Written request -
Identify each line below containing the string "from" and copy it.

Input rows -

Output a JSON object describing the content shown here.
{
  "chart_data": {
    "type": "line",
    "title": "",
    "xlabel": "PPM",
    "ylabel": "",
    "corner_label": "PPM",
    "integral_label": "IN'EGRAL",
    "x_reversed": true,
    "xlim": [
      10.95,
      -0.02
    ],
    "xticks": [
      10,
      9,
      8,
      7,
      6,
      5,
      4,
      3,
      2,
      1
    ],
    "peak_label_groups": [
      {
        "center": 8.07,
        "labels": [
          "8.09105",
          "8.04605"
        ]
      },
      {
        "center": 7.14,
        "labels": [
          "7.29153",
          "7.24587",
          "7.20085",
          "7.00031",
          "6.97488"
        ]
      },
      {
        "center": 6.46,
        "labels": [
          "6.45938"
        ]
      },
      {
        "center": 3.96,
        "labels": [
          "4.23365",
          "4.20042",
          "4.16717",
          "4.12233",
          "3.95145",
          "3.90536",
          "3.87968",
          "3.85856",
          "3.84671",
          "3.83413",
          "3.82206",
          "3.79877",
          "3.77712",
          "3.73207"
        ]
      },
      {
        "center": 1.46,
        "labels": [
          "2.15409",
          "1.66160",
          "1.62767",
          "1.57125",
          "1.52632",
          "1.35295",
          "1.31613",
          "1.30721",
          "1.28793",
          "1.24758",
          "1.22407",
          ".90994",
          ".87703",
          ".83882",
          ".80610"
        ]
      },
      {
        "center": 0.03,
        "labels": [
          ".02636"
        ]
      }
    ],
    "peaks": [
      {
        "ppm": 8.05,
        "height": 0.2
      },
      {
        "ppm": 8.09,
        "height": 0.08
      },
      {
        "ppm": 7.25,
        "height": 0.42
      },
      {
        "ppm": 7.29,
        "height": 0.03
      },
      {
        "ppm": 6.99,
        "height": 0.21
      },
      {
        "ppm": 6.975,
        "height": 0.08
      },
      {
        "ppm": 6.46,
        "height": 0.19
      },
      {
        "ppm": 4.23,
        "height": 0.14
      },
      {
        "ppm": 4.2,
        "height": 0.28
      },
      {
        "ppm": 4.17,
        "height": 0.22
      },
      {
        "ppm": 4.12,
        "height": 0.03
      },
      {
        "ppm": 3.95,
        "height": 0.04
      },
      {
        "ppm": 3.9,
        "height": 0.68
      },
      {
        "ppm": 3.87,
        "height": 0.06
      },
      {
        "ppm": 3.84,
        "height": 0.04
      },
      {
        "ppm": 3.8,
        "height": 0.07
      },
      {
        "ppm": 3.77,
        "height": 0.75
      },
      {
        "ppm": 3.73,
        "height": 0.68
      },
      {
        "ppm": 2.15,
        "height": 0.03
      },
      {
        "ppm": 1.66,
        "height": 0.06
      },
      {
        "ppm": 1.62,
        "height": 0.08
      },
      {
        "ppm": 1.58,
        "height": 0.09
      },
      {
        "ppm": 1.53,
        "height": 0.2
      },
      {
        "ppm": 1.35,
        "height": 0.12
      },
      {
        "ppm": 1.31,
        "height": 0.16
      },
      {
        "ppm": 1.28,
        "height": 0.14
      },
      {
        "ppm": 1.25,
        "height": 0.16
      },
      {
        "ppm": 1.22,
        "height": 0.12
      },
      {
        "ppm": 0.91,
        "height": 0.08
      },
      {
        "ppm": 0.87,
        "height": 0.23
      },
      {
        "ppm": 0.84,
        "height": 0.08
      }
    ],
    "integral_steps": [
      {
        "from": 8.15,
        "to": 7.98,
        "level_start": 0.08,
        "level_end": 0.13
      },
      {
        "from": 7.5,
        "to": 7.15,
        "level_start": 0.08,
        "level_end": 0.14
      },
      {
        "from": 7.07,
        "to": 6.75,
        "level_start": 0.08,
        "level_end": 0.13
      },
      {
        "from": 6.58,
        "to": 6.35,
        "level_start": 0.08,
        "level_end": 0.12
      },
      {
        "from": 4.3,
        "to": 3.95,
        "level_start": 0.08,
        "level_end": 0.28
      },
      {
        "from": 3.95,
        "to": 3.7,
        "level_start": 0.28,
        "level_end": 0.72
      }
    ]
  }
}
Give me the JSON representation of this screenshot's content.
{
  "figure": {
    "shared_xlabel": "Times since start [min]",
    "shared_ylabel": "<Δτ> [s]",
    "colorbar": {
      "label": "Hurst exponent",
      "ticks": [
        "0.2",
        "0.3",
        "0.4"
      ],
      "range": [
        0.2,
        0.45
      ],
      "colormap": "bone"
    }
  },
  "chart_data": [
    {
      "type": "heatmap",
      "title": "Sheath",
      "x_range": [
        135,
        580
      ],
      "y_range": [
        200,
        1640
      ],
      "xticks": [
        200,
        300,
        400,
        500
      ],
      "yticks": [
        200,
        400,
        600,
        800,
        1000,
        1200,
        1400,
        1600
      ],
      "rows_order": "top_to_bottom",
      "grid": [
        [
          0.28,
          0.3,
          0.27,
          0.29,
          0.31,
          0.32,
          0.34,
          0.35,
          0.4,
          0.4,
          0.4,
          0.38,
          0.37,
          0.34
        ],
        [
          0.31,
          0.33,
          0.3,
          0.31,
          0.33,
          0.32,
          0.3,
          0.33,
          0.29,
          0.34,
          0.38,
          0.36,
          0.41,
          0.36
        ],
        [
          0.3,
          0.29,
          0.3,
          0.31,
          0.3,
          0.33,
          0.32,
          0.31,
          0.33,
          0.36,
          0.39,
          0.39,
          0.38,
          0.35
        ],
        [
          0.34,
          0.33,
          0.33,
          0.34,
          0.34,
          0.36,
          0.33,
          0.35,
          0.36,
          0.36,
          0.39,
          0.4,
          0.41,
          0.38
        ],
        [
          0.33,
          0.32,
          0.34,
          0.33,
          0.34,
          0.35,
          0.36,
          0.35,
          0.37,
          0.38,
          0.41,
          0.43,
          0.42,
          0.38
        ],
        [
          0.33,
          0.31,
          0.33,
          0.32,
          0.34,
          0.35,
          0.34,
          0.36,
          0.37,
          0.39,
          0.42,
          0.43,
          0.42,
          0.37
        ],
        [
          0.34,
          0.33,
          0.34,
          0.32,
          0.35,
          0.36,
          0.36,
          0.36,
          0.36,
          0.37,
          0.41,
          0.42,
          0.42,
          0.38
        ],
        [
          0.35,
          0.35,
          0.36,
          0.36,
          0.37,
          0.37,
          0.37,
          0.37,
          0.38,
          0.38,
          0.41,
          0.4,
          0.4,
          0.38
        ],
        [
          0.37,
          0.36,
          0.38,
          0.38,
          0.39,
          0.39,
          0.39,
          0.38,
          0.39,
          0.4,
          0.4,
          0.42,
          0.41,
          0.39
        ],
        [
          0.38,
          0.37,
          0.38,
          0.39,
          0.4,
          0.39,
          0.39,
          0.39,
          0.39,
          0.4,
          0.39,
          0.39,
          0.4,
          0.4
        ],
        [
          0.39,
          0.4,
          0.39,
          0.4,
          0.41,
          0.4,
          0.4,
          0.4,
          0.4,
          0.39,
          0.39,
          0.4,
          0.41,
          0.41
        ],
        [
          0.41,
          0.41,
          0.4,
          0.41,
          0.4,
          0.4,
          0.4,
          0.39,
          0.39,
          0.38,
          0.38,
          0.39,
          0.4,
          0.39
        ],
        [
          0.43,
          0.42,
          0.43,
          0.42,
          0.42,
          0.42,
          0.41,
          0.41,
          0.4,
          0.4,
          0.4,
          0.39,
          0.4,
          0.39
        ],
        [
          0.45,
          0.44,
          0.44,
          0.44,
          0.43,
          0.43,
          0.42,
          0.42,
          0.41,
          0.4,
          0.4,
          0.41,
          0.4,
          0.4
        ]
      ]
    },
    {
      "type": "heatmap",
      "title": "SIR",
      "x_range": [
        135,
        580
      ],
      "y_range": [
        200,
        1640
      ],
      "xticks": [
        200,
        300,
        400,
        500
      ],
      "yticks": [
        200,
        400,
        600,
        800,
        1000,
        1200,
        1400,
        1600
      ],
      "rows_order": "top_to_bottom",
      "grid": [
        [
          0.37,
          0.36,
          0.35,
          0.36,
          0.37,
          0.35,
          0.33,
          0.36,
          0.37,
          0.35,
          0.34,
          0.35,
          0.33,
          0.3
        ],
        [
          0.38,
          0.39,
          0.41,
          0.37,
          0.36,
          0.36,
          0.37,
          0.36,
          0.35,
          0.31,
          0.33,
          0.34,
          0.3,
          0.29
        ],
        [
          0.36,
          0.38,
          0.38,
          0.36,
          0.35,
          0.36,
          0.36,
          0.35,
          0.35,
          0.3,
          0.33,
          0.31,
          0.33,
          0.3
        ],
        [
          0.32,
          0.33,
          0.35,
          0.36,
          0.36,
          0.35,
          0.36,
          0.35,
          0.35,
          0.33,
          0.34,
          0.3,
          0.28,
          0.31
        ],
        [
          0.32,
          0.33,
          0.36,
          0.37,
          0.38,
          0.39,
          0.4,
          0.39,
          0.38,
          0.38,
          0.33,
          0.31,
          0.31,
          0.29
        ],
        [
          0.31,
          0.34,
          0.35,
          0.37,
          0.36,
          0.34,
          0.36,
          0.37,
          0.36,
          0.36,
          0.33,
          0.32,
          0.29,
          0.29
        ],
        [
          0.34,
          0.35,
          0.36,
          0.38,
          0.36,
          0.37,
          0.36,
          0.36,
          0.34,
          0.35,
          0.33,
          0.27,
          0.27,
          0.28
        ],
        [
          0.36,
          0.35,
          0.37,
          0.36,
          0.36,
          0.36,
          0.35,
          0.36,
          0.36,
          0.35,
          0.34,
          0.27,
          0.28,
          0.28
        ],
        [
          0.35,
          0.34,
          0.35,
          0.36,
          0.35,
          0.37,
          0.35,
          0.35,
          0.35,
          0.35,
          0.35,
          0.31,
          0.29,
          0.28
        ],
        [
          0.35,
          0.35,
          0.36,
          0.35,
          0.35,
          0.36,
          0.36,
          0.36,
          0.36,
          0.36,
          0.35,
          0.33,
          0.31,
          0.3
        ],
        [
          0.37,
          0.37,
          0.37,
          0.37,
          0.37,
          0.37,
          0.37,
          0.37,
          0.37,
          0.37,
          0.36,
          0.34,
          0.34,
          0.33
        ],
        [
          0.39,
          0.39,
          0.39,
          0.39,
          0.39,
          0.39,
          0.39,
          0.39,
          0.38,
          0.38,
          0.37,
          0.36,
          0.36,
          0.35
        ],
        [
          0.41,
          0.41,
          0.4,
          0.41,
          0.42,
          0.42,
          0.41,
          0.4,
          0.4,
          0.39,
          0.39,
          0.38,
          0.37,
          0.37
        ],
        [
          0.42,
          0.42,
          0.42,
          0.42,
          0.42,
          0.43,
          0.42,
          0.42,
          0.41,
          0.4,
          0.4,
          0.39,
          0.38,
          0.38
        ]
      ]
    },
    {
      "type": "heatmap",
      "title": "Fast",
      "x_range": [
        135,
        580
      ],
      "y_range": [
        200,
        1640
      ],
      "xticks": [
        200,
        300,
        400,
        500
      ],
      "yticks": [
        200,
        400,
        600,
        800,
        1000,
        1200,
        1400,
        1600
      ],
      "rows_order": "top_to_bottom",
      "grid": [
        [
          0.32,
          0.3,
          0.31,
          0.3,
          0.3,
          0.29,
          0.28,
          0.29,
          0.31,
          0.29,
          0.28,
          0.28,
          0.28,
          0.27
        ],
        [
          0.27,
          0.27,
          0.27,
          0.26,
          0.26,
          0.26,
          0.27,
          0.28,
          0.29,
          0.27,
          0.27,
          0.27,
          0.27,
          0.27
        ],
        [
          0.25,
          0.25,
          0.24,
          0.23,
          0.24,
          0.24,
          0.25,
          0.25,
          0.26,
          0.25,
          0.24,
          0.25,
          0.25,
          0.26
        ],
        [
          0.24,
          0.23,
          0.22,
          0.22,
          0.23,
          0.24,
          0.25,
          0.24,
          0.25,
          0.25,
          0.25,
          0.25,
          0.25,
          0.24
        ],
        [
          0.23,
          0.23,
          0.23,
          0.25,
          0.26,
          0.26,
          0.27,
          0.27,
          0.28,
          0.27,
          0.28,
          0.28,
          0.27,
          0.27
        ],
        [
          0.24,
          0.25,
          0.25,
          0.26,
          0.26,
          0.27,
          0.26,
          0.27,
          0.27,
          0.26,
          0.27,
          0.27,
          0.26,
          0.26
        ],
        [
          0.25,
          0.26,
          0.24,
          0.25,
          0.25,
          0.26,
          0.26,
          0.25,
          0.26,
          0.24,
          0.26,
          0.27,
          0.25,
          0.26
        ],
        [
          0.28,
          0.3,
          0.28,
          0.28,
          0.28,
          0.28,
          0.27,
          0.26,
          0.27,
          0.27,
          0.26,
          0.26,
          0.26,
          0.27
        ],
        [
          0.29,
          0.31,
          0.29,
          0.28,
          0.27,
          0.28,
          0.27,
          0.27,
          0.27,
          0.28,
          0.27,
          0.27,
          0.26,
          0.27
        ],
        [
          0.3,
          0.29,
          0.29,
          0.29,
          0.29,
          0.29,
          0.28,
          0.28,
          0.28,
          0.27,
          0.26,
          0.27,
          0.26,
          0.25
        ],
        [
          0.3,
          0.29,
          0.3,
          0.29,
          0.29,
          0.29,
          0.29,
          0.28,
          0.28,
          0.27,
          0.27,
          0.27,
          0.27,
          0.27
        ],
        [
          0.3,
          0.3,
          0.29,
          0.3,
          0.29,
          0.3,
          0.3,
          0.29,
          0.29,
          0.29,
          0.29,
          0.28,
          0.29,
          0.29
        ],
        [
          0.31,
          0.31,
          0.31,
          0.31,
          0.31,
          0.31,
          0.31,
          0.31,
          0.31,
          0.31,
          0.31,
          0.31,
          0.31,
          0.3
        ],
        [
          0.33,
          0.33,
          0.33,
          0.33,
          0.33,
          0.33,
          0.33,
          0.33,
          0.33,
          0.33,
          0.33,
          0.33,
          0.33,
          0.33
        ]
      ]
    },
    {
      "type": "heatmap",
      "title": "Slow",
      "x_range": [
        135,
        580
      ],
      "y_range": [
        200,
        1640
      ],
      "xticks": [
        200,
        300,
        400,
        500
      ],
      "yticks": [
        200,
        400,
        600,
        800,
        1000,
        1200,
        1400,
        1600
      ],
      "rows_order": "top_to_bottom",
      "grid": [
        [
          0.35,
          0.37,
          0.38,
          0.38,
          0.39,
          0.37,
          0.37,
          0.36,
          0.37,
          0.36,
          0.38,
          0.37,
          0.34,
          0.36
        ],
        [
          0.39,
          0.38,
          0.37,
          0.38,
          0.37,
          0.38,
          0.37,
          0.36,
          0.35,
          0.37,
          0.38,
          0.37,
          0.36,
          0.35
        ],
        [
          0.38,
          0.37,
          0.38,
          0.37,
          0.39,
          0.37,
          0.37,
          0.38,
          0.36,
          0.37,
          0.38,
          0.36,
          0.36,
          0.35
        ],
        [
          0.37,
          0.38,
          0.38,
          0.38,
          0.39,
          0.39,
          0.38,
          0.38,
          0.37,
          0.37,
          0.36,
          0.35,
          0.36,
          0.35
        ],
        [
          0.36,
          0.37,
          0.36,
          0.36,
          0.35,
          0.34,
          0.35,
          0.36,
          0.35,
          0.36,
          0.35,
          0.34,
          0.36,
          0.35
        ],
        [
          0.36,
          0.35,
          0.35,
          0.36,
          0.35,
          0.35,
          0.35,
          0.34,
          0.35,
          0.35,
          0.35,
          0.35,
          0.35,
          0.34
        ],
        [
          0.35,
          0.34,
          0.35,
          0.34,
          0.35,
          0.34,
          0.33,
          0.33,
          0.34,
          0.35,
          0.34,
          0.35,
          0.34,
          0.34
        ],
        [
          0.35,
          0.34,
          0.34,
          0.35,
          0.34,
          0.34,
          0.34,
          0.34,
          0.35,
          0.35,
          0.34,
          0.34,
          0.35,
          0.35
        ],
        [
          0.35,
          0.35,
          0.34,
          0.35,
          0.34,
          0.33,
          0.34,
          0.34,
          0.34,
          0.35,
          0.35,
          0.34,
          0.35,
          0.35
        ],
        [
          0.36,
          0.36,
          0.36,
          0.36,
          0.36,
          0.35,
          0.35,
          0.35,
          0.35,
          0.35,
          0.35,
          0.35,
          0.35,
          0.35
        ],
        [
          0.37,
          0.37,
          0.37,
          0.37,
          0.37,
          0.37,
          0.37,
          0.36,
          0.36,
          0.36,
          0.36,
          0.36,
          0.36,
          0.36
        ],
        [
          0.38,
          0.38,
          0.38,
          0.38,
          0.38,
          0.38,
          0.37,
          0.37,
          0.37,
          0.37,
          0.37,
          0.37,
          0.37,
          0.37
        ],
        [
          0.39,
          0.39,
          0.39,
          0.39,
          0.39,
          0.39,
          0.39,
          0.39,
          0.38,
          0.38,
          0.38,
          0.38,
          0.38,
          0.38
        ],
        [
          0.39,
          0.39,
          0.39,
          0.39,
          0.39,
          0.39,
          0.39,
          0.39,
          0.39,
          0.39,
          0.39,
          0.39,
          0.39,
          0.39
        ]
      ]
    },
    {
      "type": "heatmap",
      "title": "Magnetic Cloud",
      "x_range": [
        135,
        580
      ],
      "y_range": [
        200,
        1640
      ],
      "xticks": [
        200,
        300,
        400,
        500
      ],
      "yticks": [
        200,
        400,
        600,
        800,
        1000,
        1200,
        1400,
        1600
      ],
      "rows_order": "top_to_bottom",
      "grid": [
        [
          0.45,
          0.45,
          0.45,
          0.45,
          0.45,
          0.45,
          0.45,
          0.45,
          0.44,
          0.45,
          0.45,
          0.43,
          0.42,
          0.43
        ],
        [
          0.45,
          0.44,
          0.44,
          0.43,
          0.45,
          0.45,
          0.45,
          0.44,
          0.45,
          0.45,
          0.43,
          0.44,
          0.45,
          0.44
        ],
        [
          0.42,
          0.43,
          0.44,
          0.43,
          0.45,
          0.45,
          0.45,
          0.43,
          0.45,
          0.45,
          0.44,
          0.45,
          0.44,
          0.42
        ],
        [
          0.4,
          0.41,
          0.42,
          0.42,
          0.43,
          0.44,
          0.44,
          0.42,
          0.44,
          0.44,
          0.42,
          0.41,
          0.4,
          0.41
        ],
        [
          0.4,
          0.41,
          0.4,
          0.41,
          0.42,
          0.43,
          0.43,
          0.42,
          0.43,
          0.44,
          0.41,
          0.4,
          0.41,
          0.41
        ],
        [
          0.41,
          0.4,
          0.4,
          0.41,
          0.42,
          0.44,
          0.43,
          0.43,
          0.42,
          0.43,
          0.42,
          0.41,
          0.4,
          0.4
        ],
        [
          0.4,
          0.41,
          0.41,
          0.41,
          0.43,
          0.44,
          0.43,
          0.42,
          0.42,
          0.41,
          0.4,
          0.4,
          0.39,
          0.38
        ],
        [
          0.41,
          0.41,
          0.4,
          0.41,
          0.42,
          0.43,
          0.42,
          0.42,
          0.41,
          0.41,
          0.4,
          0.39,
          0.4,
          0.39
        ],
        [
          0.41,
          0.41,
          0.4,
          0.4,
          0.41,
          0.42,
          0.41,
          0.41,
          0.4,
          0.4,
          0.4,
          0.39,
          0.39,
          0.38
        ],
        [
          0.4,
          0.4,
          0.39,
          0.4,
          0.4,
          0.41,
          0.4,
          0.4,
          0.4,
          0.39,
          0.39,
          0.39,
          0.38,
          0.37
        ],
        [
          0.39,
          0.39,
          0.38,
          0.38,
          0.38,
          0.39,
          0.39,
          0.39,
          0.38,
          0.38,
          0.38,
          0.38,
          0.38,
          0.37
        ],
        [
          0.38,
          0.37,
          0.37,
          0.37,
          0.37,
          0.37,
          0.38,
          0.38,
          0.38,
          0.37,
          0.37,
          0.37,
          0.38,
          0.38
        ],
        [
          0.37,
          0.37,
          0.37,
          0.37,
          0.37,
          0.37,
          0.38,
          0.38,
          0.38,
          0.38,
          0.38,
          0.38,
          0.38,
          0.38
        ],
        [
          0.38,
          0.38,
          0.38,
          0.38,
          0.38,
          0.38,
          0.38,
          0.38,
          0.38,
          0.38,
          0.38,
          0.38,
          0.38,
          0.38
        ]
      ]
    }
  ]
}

Result of the task -
        "from": 8.15,
        "from": 7.5,
        "from": 7.07,
        "from": 6.58,
        "from": 4.3,
        "from": 3.95,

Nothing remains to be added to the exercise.